REQUEST - Every record here should be printed again exactly.
## Start
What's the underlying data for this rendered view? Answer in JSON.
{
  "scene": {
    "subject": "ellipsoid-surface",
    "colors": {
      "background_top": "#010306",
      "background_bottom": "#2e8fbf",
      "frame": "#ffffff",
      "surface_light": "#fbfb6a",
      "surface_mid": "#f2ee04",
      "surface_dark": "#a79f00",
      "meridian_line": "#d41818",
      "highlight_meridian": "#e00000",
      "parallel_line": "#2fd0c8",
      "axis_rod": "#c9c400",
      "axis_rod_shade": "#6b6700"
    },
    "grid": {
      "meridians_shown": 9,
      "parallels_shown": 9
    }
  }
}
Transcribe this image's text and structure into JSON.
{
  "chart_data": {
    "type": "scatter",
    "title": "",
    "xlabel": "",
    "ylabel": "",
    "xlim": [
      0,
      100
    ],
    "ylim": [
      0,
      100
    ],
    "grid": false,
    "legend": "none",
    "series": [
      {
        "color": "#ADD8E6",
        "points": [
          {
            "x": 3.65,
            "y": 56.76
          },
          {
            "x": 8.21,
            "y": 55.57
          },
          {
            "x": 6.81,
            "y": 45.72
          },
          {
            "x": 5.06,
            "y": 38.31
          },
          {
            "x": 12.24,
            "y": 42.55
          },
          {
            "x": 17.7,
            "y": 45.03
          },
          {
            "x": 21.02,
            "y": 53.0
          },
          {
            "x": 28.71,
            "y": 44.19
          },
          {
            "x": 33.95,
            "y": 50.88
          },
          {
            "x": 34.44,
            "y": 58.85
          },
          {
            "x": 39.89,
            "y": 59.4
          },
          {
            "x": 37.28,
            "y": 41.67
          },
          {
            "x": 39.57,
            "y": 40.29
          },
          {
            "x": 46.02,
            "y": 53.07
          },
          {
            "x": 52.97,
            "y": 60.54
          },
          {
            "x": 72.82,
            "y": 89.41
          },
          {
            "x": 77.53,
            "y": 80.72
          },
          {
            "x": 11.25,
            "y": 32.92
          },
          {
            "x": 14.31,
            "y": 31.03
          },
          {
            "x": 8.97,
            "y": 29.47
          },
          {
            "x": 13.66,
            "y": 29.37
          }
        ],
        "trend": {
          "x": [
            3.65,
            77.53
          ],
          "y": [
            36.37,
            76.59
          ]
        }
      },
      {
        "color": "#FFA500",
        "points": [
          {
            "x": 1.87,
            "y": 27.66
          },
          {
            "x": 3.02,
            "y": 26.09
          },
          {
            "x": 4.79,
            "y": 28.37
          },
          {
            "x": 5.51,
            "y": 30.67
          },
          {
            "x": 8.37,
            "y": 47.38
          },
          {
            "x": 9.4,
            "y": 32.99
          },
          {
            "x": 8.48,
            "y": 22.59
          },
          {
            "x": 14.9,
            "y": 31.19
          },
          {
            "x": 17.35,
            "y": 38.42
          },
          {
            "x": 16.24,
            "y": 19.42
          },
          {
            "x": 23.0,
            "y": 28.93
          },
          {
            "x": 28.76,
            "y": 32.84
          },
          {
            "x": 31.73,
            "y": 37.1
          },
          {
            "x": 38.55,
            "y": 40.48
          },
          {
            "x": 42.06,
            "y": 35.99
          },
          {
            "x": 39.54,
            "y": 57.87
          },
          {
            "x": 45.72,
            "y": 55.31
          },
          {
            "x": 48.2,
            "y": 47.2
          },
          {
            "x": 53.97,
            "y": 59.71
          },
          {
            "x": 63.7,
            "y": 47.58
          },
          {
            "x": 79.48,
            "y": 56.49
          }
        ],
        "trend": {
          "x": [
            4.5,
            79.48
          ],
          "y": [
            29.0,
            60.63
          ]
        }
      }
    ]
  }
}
## End
RESPONSE TO THIS EXERCISE -
What's the underlying data for this rendered view? Answer in JSON.
{
  "scene": {
    "subject": "ellipsoid-surface",
    "colors": {
      "background_top": "#010306",
      "background_bottom": "#2e8fbf",
      "frame": "#ffffff",
      "surface_light": "#fbfb6a",
      "surface_mid": "#f2ee04",
      "surface_dark": "#a79f00",
      "meridian_line": "#d41818",
      "highlight_meridian": "#e00000",
      "parallel_line": "#2fd0c8",
      "axis_rod": "#c9c400",
      "axis_rod_shade": "#6b6700"
    },
    "grid": {
      "meridians_shown": 9,
      "parallels_shown": 9
    }
  }
}
Transcribe this image's text and structure into JSON.
{
  "chart_data": {
    "type": "scatter",
    "title": "",
    "xlabel": "",
    "ylabel": "",
    "xlim": [
      0,
      100
    ],
    "ylim": [
      0,
      100
    ],
    "grid": false,
    "legend": "none",
    "series": [
      {
        "color": "#ADD8E6",
        "points": [
          {
            "x": 3.65,
            "y": 56.76
          },
          {
            "x": 8.21,
            "y": 55.57
          },
          {
            "x": 6.81,
            "y": 45.72
          },
          {
            "x": 5.06,
            "y": 38.31
          },
          {
            "x": 12.24,
            "y": 42.55
          },
          {
            "x": 17.7,
            "y": 45.03
          },
          {
            "x": 21.02,
            "y": 53.0
          },
          {
            "x": 28.71,
            "y": 44.19
          },
          {
            "x": 33.95,
            "y": 50.88
          },
          {
            "x": 34.44,
            "y": 58.85
          },
          {
            "x": 39.89,
            "y": 59.4
          },
          {
            "x": 37.28,
            "y": 41.67
          },
          {
            "x": 39.57,
            "y": 40.29
          },
          {
            "x": 46.02,
            "y": 53.07
          },
          {
            "x": 52.97,
            "y": 60.54
          },
          {
            "x": 72.82,
            "y": 89.41
          },
          {
            "x": 77.53,
            "y": 80.72
          },
          {
            "x": 11.25,
            "y": 32.92
          },
          {
            "x": 14.31,
            "y": 31.03
          },
          {
            "x": 8.97,
            "y": 29.47
          },
          {
            "x": 13.66,
            "y": 29.37
          }
        ],
        "trend": {
          "x": [
            3.65,
            77.53
          ],
          "y": [
            36.37,
            76.59
          ]
        }
      },
      {
        "color": "#FFA500",
        "points": [
          {
            "x": 1.87,
            "y": 27.66
          },
          {
            "x": 3.02,
            "y": 26.09
          },
          {
            "x": 4.79,
            "y": 28.37
          },
          {
            "x": 5.51,
            "y": 30.67
          },
          {
            "x": 8.37,
            "y": 47.38
          },
          {
            "x": 9.4,
            "y": 32.99
          },
          {
            "x": 8.48,
            "y": 22.59
          },
          {
            "x": 14.9,
            "y": 31.19
          },
          {
            "x": 17.35,
            "y": 38.42
          },
          {
            "x": 16.24,
            "y": 19.42
          },
          {
            "x": 23.0,
            "y": 28.93
          },
          {
            "x": 28.76,
            "y": 32.84
          },
          {
            "x": 31.73,
            "y": 37.1
          },
          {
            "x": 38.55,
            "y": 40.48
          },
          {
            "x": 42.06,
            "y": 35.99
          },
          {
            "x": 39.54,
            "y": 57.87
          },
          {
            "x": 45.72,
            "y": 55.31
          },
          {
            "x": 48.2,
            "y": 47.2
          },
          {
            "x": 53.97,
            "y": 59.71
          },
          {
            "x": 63.7,
            "y": 47.58
          },
          {
            "x": 79.48,
            "y": 56.49
          }
        ],
        "trend": {
          "x": [
            4.5,
            79.48
          ],
          "y": [
            29.0,
            60.63
          ]
        }
      }
    ]
  }
}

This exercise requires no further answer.